Excerpts from a figure dataset
○ ○ ○ ○ ○
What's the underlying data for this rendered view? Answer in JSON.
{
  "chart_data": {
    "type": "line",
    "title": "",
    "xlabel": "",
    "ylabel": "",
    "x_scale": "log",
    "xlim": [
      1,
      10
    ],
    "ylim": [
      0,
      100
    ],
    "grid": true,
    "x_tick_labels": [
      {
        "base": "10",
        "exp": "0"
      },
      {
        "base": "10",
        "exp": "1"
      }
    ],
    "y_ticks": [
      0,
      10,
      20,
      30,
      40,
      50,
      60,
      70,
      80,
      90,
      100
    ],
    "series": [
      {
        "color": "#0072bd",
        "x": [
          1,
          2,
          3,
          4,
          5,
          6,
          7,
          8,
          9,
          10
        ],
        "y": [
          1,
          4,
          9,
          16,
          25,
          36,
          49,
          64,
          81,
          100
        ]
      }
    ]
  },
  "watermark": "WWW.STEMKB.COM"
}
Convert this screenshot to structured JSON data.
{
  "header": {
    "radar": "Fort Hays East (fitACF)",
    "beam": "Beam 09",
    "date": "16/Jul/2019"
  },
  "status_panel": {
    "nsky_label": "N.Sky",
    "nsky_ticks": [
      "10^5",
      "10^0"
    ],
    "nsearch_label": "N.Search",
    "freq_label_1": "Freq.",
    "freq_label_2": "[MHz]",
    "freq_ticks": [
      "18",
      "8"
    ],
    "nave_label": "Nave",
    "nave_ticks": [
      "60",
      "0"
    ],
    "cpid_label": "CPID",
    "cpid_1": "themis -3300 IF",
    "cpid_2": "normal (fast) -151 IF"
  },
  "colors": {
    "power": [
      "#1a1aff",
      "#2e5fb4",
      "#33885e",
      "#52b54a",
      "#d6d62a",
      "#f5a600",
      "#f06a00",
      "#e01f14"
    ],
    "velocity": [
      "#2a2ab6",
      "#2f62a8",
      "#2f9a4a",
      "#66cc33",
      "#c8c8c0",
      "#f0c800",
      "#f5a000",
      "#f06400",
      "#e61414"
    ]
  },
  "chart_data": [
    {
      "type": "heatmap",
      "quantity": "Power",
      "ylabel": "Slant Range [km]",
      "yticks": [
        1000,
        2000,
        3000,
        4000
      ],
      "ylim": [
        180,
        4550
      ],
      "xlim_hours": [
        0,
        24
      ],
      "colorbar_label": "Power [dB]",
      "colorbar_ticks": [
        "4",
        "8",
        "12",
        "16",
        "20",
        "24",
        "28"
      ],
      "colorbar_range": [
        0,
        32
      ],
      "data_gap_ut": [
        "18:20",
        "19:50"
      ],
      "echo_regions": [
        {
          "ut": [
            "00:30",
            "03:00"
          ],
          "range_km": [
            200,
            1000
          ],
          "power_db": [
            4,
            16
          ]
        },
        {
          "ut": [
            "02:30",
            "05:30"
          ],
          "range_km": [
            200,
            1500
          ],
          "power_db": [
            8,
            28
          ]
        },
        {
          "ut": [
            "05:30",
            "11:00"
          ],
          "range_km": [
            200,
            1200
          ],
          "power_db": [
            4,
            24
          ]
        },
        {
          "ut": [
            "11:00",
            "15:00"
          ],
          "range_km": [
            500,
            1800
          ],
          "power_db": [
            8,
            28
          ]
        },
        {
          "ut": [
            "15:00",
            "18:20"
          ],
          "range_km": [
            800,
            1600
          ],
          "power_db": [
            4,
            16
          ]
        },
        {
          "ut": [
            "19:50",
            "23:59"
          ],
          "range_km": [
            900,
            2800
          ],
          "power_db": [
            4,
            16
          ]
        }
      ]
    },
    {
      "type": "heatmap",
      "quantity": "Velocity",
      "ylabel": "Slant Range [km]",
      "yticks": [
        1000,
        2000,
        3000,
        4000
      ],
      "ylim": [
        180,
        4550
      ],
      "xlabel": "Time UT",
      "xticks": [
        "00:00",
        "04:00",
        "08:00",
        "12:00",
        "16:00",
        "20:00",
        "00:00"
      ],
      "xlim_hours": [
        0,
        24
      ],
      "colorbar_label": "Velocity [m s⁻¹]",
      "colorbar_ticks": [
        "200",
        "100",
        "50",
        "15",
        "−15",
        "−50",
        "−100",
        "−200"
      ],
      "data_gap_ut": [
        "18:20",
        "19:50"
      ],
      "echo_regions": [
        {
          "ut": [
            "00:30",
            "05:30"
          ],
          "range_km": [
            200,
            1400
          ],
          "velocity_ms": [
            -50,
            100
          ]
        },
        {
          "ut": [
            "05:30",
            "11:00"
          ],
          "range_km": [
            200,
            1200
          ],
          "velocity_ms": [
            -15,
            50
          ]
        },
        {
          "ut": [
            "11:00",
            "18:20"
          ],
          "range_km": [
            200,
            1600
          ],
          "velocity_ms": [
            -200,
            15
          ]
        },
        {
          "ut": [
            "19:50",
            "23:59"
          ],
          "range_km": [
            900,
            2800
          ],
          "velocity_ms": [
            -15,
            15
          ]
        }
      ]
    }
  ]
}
○ ○ ○ ○ ○
> _Prompt_
Output all records verbatim.

> _Response to this exercise_
What's the underlying data for this rendered view? Answer in JSON.
{
  "chart_data": {
    "type": "line",
    "title": "",
    "xlabel": "",
    "ylabel": "",
    "x_scale": "log",
    "xlim": [
      1,
      10
    ],
    "ylim": [
      0,
      100
    ],
    "grid": true,
    "x_tick_labels": [
      {
        "base": "10",
        "exp": "0"
      },
      {
        "base": "10",
        "exp": "1"
      }
    ],
    "y_ticks": [
      0,
      10,
      20,
      30,
      40,
      50,
      60,
      70,
      80,
      90,
      100
    ],
    "series": [
      {
        "color": "#0072bd",
        "x": [
          1,
          2,
          3,
          4,
          5,
          6,
          7,
          8,
          9,
          10
        ],
        "y": [
          1,
          4,
          9,
          16,
          25,
          36,
          49,
          64,
          81,
          100
        ]
      }
    ]
  },
  "watermark": "WWW.STEMKB.COM"
}
Convert this screenshot to structured JSON data.
{
  "header": {
    "radar": "Fort Hays East (fitACF)",
    "beam": "Beam 09",
    "date": "16/Jul/2019"
  },
  "status_panel": {
    "nsky_label": "N.Sky",
    "nsky_ticks": [
      "10^5",
      "10^0"
    ],
    "nsearch_label": "N.Search",
    "freq_label_1": "Freq.",
    "freq_label_2": "[MHz]",
    "freq_ticks": [
      "18",
      "8"
    ],
    "nave_label": "Nave",
    "nave_ticks": [
      "60",
      "0"
    ],
    "cpid_label": "CPID",
    "cpid_1": "themis -3300 IF",
    "cpid_2": "normal (fast) -151 IF"
  },
  "colors": {
    "power": [
      "#1a1aff",
      "#2e5fb4",
      "#33885e",
      "#52b54a",
      "#d6d62a",
      "#f5a600",
      "#f06a00",
      "#e01f14"
    ],
    "velocity": [
      "#2a2ab6",
      "#2f62a8",
      "#2f9a4a",
      "#66cc33",
      "#c8c8c0",
      "#f0c800",
      "#f5a000",
      "#f06400",
      "#e61414"
    ]
  },
  "chart_data": [
    {
      "type": "heatmap",
      "quantity": "Power",
      "ylabel": "Slant Range [km]",
      "yticks": [
        1000,
        2000,
        3000,
        4000
      ],
      "ylim": [
        180,
        4550
      ],
      "xlim_hours": [
        0,
        24
      ],
      "colorbar_label": "Power [dB]",
      "colorbar_ticks": [
        "4",
        "8",
        "12",
        "16",
        "20",
        "24",
        "28"
      ],
      "colorbar_range": [
        0,
        32
      ],
      "data_gap_ut": [
        "18:20",
        "19:50"
      ],
      "echo_regions": [
        {
          "ut": [
            "00:30",
            "03:00"
          ],
          "range_km": [
            200,
            1000
          ],
          "power_db": [
            4,
            16
          ]
        },
        {
          "ut": [
            "02:30",
            "05:30"
          ],
          "range_km": [
            200,
            1500
          ],
          "power_db": [
            8,
            28
          ]
        },
        {
          "ut": [
            "05:30",
            "11:00"
          ],
          "range_km": [
            200,
            1200
          ],
          "power_db": [
            4,
            24
          ]
        },
        {
          "ut": [
            "11:00",
            "15:00"
          ],
          "range_km": [
            500,
            1800
          ],
          "power_db": [
            8,
            28
          ]
        },
        {
          "ut": [
            "15:00",
            "18:20"
          ],
          "range_km": [
            800,
            1600
          ],
          "power_db": [
            4,
            16
          ]
        },
        {
          "ut": [
            "19:50",
            "23:59"
          ],
          "range_km": [
            900,
            2800
          ],
          "power_db": [
            4,
            16
          ]
        }
      ]
    },
    {
      "type": "heatmap",
      "quantity": "Velocity",
      "ylabel": "Slant Range [km]",
      "yticks": [
        1000,
        2000,
        3000,
        4000
      ],
      "ylim": [
        180,
        4550
      ],
      "xlabel": "Time UT",
      "xticks": [
        "00:00",
        "04:00",
        "08:00",
        "12:00",
        "16:00",
        "20:00",
        "00:00"
      ],
      "xlim_hours": [
        0,
        24
      ],
      "colorbar_label": "Velocity [m s⁻¹]",
      "colorbar_ticks": [
        "200",
        "100",
        "50",
        "15",
        "−15",
        "−50",
        "−100",
        "−200"
      ],
      "data_gap_ut": [
        "18:20",
        "19:50"
      ],
      "echo_regions": [
        {
          "ut": [
            "00:30",
            "05:30"
          ],
          "range_km": [
            200,
            1400
          ],
          "velocity_ms": [
            -50,
            100
          ]
        },
        {
          "ut": [
            "05:30",
            "11:00"
          ],
          "range_km": [
            200,
            1200
          ],
          "velocity_ms": [
            -15,
            50
          ]
        },
        {
          "ut": [
            "11:00",
            "18:20"
          ],
          "range_km": [
            200,
            1600
          ],
          "velocity_ms": [
            -200,
            15
          ]
        },
        {
          "ut": [
            "19:50",
            "23:59"
          ],
          "range_km": [
            900,
            2800
          ],
          "velocity_ms": [
            -15,
            15
          ]
        }
      ]
    }
  ]
}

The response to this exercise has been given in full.